The task: Arrange the rows running from the start of the records through the one containing "required-badge: R — [102, 171, 124, 189]", both included, as a numbered list, omitting any blank lines.

Element boundary records:

--------

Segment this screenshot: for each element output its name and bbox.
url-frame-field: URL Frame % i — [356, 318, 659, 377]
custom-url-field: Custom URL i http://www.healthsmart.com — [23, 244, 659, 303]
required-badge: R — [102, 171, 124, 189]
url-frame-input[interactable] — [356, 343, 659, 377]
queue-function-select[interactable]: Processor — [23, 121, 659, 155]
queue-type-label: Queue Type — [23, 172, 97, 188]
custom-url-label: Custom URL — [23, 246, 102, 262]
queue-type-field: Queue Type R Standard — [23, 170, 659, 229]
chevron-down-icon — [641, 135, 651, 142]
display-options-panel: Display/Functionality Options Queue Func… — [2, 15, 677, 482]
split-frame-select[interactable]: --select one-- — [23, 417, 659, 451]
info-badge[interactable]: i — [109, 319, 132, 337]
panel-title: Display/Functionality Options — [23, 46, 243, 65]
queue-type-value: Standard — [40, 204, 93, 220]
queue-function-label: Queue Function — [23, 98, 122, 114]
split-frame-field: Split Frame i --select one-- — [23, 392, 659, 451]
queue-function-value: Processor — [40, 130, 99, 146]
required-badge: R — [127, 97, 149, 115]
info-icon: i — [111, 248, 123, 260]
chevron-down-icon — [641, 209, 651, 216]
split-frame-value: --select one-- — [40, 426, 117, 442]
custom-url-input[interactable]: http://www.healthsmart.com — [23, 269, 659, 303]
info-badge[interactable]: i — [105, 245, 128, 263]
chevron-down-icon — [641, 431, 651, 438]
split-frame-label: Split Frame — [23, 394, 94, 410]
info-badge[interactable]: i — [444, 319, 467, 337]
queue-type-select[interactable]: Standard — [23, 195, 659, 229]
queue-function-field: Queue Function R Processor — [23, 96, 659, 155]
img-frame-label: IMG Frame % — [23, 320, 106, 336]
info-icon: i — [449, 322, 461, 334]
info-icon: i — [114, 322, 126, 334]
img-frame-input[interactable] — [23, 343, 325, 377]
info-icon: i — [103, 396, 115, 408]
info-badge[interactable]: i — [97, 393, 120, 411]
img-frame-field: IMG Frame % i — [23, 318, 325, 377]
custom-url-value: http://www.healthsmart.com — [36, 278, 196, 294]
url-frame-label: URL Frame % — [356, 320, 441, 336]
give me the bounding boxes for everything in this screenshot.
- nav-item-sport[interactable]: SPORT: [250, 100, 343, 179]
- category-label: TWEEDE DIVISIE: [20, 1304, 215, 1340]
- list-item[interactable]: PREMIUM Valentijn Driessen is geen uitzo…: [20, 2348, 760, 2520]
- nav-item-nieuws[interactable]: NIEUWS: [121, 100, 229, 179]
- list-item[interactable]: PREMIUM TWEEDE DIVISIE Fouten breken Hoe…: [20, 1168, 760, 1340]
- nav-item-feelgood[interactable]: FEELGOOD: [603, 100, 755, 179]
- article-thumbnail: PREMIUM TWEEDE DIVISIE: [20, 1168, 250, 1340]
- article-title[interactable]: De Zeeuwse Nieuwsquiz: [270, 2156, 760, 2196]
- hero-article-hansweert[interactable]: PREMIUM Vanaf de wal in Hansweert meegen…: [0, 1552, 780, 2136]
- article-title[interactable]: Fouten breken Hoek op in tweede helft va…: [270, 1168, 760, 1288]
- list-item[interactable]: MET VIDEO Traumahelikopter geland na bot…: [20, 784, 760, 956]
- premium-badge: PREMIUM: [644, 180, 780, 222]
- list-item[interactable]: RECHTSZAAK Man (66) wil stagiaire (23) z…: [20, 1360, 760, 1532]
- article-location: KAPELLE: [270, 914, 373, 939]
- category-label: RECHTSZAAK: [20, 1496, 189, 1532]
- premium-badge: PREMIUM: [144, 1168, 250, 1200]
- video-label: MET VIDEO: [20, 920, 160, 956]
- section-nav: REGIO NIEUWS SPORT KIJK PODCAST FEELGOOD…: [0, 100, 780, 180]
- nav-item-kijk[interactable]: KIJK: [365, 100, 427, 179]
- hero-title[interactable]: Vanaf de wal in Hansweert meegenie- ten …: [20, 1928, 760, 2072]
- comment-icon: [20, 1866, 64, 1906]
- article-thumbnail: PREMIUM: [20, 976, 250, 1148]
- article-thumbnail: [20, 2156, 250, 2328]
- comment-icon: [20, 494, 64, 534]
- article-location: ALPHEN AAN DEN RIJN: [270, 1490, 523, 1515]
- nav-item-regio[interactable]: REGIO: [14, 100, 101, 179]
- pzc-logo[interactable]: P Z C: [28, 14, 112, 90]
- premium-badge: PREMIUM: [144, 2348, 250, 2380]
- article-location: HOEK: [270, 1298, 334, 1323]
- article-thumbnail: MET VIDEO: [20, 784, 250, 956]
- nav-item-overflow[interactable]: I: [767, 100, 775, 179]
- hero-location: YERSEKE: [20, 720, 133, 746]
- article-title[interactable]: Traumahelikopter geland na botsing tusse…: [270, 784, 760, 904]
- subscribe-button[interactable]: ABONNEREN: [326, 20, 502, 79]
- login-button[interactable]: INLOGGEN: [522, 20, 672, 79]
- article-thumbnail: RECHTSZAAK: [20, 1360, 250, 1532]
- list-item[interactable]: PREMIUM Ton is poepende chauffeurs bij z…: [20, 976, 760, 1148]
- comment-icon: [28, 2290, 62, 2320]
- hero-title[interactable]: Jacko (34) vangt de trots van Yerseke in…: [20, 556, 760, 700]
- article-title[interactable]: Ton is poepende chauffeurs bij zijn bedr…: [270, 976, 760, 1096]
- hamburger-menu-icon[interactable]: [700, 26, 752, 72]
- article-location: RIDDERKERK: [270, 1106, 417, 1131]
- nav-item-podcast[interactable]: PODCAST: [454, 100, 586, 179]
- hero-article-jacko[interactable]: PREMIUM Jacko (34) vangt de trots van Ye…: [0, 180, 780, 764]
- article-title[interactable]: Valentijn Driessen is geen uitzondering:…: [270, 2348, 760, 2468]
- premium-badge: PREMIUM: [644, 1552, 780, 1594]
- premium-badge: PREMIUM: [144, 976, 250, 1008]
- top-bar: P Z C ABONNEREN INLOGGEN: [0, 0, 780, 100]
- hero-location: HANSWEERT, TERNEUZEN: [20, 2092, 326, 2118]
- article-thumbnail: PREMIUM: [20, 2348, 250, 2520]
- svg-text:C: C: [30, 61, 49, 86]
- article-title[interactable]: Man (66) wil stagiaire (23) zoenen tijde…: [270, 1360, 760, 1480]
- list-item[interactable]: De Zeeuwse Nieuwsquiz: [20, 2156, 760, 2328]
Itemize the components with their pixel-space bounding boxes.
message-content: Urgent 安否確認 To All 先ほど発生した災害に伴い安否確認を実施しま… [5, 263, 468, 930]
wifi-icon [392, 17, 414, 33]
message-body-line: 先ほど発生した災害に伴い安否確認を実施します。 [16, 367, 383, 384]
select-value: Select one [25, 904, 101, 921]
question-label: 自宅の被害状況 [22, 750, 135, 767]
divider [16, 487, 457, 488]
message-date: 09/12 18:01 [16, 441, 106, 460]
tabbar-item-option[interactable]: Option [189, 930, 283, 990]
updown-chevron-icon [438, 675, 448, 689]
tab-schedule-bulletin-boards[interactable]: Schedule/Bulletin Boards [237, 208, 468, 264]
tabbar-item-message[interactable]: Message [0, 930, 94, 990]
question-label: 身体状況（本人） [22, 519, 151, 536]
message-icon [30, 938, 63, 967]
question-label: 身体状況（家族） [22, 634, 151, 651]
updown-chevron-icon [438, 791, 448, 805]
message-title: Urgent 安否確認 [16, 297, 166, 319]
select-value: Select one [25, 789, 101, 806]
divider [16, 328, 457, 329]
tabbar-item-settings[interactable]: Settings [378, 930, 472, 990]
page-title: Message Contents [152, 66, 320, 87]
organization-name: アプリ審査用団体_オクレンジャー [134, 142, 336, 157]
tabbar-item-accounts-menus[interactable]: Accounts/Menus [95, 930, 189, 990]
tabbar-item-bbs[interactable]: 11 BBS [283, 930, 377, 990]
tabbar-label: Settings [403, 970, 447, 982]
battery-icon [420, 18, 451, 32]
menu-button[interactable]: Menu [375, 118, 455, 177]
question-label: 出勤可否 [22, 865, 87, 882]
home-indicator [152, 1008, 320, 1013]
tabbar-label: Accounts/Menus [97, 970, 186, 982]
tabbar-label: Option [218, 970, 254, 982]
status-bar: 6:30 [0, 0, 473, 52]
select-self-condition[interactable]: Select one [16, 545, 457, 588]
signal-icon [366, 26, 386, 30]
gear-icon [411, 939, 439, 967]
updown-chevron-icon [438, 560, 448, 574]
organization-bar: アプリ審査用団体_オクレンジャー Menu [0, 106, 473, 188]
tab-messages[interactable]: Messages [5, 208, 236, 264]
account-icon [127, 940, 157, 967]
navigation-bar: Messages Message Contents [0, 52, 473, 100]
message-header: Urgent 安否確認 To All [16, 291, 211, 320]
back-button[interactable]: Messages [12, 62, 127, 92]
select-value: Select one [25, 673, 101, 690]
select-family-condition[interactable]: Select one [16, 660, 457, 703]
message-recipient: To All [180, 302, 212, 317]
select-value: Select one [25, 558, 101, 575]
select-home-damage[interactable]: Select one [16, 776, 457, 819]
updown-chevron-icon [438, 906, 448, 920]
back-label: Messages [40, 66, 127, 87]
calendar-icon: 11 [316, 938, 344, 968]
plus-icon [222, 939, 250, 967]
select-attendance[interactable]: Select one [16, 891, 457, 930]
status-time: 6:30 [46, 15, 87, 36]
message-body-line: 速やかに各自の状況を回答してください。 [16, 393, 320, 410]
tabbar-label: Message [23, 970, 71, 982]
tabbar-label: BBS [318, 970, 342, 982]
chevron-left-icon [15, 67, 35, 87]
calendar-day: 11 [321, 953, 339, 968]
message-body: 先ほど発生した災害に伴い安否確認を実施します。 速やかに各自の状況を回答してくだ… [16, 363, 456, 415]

--------

Answer:
1. Segment this screenshot: for each element output its name and bbox.
2. url-frame-field: URL Frame % i — [356, 318, 659, 377]
3. custom-url-field: Custom URL i http://www.healthsmart.com — [23, 244, 659, 303]
4. required-badge: R — [102, 171, 124, 189]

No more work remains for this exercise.